YOUR OBJECTIVE: Without the images, print all the entries below exactly as given.

Records from a collection of figures:

_ _ _ _ _

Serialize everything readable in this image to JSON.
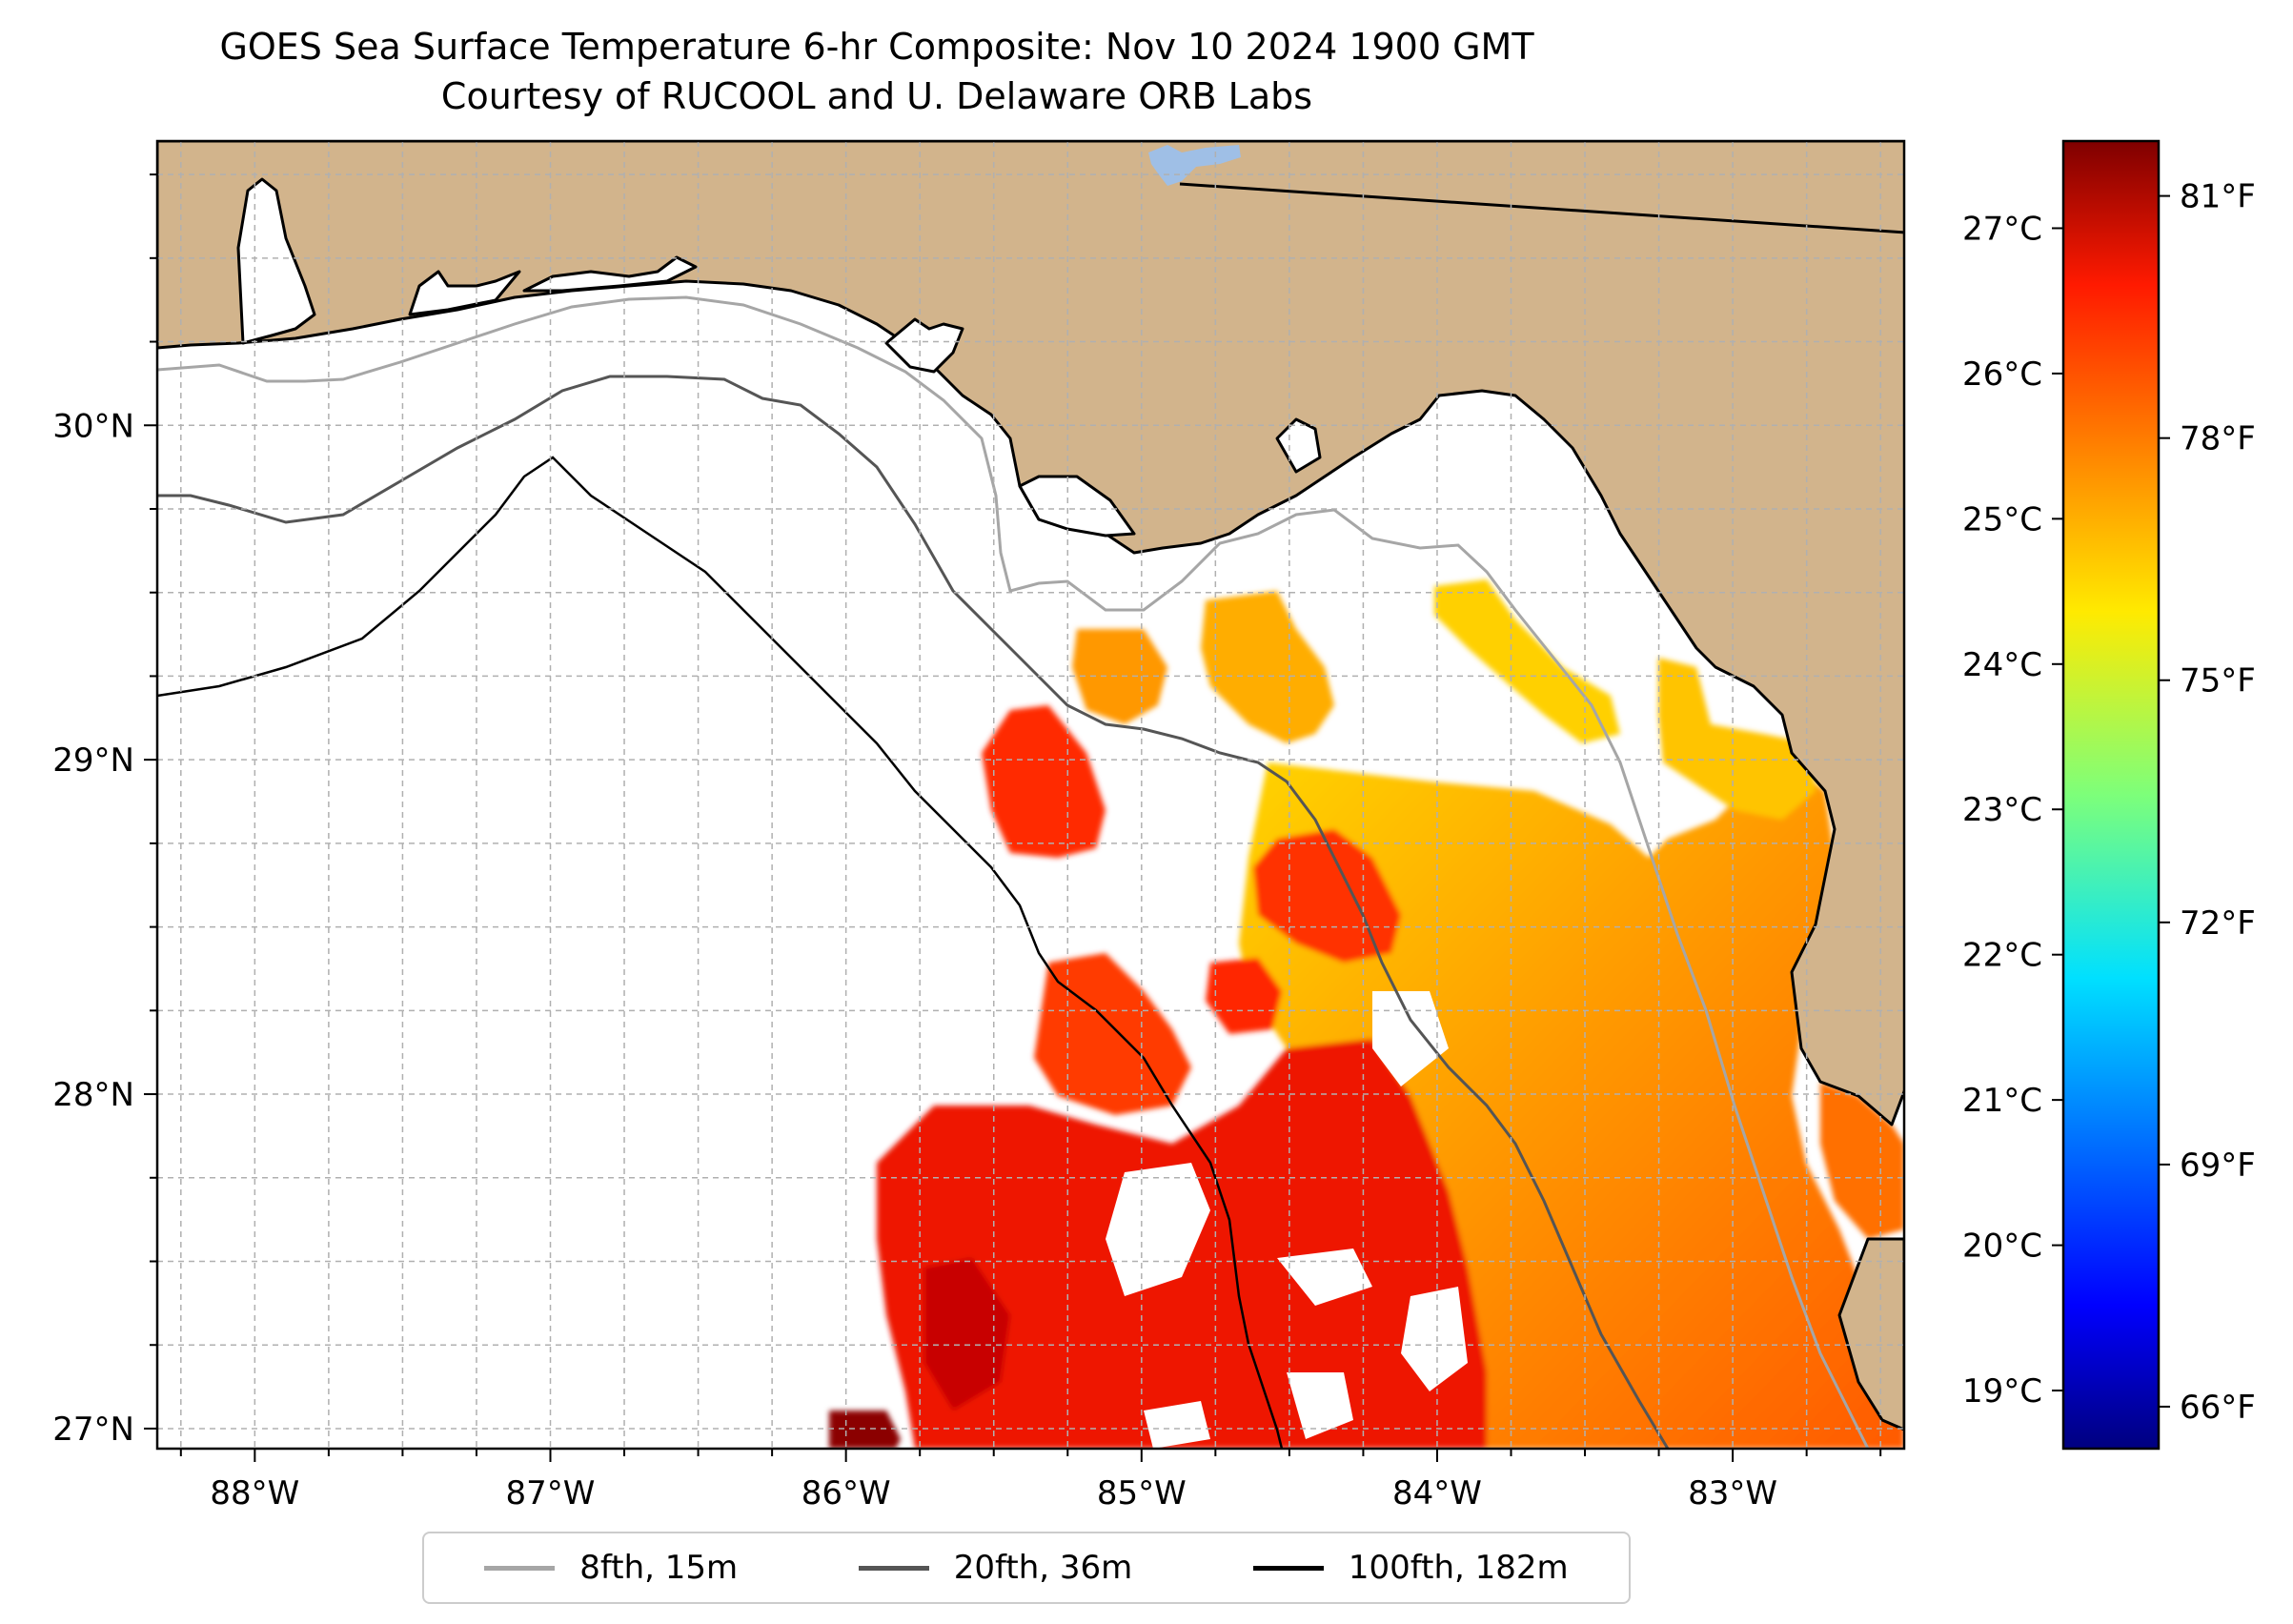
{
  "title": "GOES Sea Surface Temperature 6-hr Composite: Nov 10 2024 1900 GMT",
  "subtitle": "Courtesy of RUCOOL and U. Delaware ORB Labs",
  "map": {
    "lon_range": [
      -88.33,
      -82.42
    ],
    "lat_range": [
      26.94,
      30.85
    ],
    "lon_ticks": [
      {
        "value": -88,
        "label": "88°W"
      },
      {
        "value": -87,
        "label": "87°W"
      },
      {
        "value": -86,
        "label": "86°W"
      },
      {
        "value": -85,
        "label": "85°W"
      },
      {
        "value": -84,
        "label": "84°W"
      },
      {
        "value": -83,
        "label": "83°W"
      }
    ],
    "lat_ticks": [
      {
        "value": 30,
        "label": "30°N"
      },
      {
        "value": 29,
        "label": "29°N"
      },
      {
        "value": 28,
        "label": "28°N"
      },
      {
        "value": 27,
        "label": "27°N"
      }
    ],
    "land_color": "#d2b48c",
    "ocean_color": "#ffffff",
    "lake_color": "#9fbfe6"
  },
  "colorbar": {
    "colormap": "jet",
    "min_celsius": 18.6,
    "max_celsius": 27.6,
    "celsius_ticks": [
      {
        "value": 27,
        "label": "27°C"
      },
      {
        "value": 26,
        "label": "26°C"
      },
      {
        "value": 25,
        "label": "25°C"
      },
      {
        "value": 24,
        "label": "24°C"
      },
      {
        "value": 23,
        "label": "23°C"
      },
      {
        "value": 22,
        "label": "22°C"
      },
      {
        "value": 21,
        "label": "21°C"
      },
      {
        "value": 20,
        "label": "20°C"
      },
      {
        "value": 19,
        "label": "19°C"
      }
    ],
    "fahrenheit_ticks": [
      {
        "value": 81,
        "label": "81°F"
      },
      {
        "value": 78,
        "label": "78°F"
      },
      {
        "value": 75,
        "label": "75°F"
      },
      {
        "value": 72,
        "label": "72°F"
      },
      {
        "value": 69,
        "label": "69°F"
      },
      {
        "value": 66,
        "label": "66°F"
      }
    ]
  },
  "legend": {
    "items": [
      {
        "label": "8fth, 15m",
        "color": "#a6a6a6"
      },
      {
        "label": "20fth, 36m",
        "color": "#555555"
      },
      {
        "label": "100fth, 182m",
        "color": "#000000"
      }
    ]
  }
}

_ _ _ _ _

WRITTEN RESPONSE:
Serialize everything readable in this image to JSON.
{
  "title": "GOES Sea Surface Temperature 6-hr Composite: Nov 10 2024 1900 GMT",
  "subtitle": "Courtesy of RUCOOL and U. Delaware ORB Labs",
  "map": {
    "lon_range": [
      -88.33,
      -82.42
    ],
    "lat_range": [
      26.94,
      30.85
    ],
    "lon_ticks": [
      {
        "value": -88,
        "label": "88°W"
      },
      {
        "value": -87,
        "label": "87°W"
      },
      {
        "value": -86,
        "label": "86°W"
      },
      {
        "value": -85,
        "label": "85°W"
      },
      {
        "value": -84,
        "label": "84°W"
      },
      {
        "value": -83,
        "label": "83°W"
      }
    ],
    "lat_ticks": [
      {
        "value": 30,
        "label": "30°N"
      },
      {
        "value": 29,
        "label": "29°N"
      },
      {
        "value": 28,
        "label": "28°N"
      },
      {
        "value": 27,
        "label": "27°N"
      }
    ],
    "land_color": "#d2b48c",
    "ocean_color": "#ffffff",
    "lake_color": "#9fbfe6"
  },
  "colorbar": {
    "colormap": "jet",
    "min_celsius": 18.6,
    "max_celsius": 27.6,
    "celsius_ticks": [
      {
        "value": 27,
        "label": "27°C"
      },
      {
        "value": 26,
        "label": "26°C"
      },
      {
        "value": 25,
        "label": "25°C"
      },
      {
        "value": 24,
        "label": "24°C"
      },
      {
        "value": 23,
        "label": "23°C"
      },
      {
        "value": 22,
        "label": "22°C"
      },
      {
        "value": 21,
        "label": "21°C"
      },
      {
        "value": 20,
        "label": "20°C"
      },
      {
        "value": 19,
        "label": "19°C"
      }
    ],
    "fahrenheit_ticks": [
      {
        "value": 81,
        "label": "81°F"
      },
      {
        "value": 78,
        "label": "78°F"
      },
      {
        "value": 75,
        "label": "75°F"
      },
      {
        "value": 72,
        "label": "72°F"
      },
      {
        "value": 69,
        "label": "69°F"
      },
      {
        "value": 66,
        "label": "66°F"
      }
    ]
  },
  "legend": {
    "items": [
      {
        "label": "8fth, 15m",
        "color": "#a6a6a6"
      },
      {
        "label": "20fth, 36m",
        "color": "#555555"
      },
      {
        "label": "100fth, 182m",
        "color": "#000000"
      }
    ]
  }
}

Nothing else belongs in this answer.